Repeat every line of the material, character for character.
___
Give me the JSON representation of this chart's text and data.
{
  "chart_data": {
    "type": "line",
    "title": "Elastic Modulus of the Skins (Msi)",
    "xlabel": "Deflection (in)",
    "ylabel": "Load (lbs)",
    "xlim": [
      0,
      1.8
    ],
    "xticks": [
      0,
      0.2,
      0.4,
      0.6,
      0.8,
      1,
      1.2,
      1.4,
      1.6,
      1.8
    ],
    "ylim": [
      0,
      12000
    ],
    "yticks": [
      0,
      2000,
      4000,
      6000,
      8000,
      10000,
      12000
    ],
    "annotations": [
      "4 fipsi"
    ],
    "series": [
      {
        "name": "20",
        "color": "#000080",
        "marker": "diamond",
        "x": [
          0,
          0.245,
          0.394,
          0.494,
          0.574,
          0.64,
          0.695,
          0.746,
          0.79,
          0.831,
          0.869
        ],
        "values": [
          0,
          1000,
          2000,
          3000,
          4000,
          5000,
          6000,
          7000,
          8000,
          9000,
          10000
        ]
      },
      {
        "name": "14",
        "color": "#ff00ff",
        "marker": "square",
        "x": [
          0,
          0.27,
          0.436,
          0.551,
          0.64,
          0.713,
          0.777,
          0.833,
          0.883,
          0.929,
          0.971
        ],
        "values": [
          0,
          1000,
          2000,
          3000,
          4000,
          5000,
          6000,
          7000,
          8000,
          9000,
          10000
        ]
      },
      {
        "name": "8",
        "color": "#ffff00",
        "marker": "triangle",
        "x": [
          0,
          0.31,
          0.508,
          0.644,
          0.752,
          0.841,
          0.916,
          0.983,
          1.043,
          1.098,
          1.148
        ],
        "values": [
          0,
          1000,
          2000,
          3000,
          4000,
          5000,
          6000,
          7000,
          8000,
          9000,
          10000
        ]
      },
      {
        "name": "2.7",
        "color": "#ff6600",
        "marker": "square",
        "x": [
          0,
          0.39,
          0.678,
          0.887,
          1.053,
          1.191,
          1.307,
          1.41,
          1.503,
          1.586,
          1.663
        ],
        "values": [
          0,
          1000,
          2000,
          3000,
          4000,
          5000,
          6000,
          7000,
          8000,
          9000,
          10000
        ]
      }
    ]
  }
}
___
● **RESPONSE TO THE TASK**:
Give me the JSON representation of this chart's text and data.
{
  "chart_data": {
    "type": "line",
    "title": "Elastic Modulus of the Skins (Msi)",
    "xlabel": "Deflection (in)",
    "ylabel": "Load (lbs)",
    "xlim": [
      0,
      1.8
    ],
    "xticks": [
      0,
      0.2,
      0.4,
      0.6,
      0.8,
      1,
      1.2,
      1.4,
      1.6,
      1.8
    ],
    "ylim": [
      0,
      12000
    ],
    "yticks": [
      0,
      2000,
      4000,
      6000,
      8000,
      10000,
      12000
    ],
    "annotations": [
      "4 fipsi"
    ],
    "series": [
      {
        "name": "20",
        "color": "#000080",
        "marker": "diamond",
        "x": [
          0,
          0.245,
          0.394,
          0.494,
          0.574,
          0.64,
          0.695,
          0.746,
          0.79,
          0.831,
          0.869
        ],
        "values": [
          0,
          1000,
          2000,
          3000,
          4000,
          5000,
          6000,
          7000,
          8000,
          9000,
          10000
        ]
      },
      {
        "name": "14",
        "color": "#ff00ff",
        "marker": "square",
        "x": [
          0,
          0.27,
          0.436,
          0.551,
          0.64,
          0.713,
          0.777,
          0.833,
          0.883,
          0.929,
          0.971
        ],
        "values": [
          0,
          1000,
          2000,
          3000,
          4000,
          5000,
          6000,
          7000,
          8000,
          9000,
          10000
        ]
      },
      {
        "name": "8",
        "color": "#ffff00",
        "marker": "triangle",
        "x": [
          0,
          0.31,
          0.508,
          0.644,
          0.752,
          0.841,
          0.916,
          0.983,
          1.043,
          1.098,
          1.148
        ],
        "values": [
          0,
          1000,
          2000,
          3000,
          4000,
          5000,
          6000,
          7000,
          8000,
          9000,
          10000
        ]
      },
      {
        "name": "2.7",
        "color": "#ff6600",
        "marker": "square",
        "x": [
          0,
          0.39,
          0.678,
          0.887,
          1.053,
          1.191,
          1.307,
          1.41,
          1.503,
          1.586,
          1.663
        ],
        "values": [
          0,
          1000,
          2000,
          3000,
          4000,
          5000,
          6000,
          7000,
          8000,
          9000,
          10000
        ]
      }
    ]
  }
}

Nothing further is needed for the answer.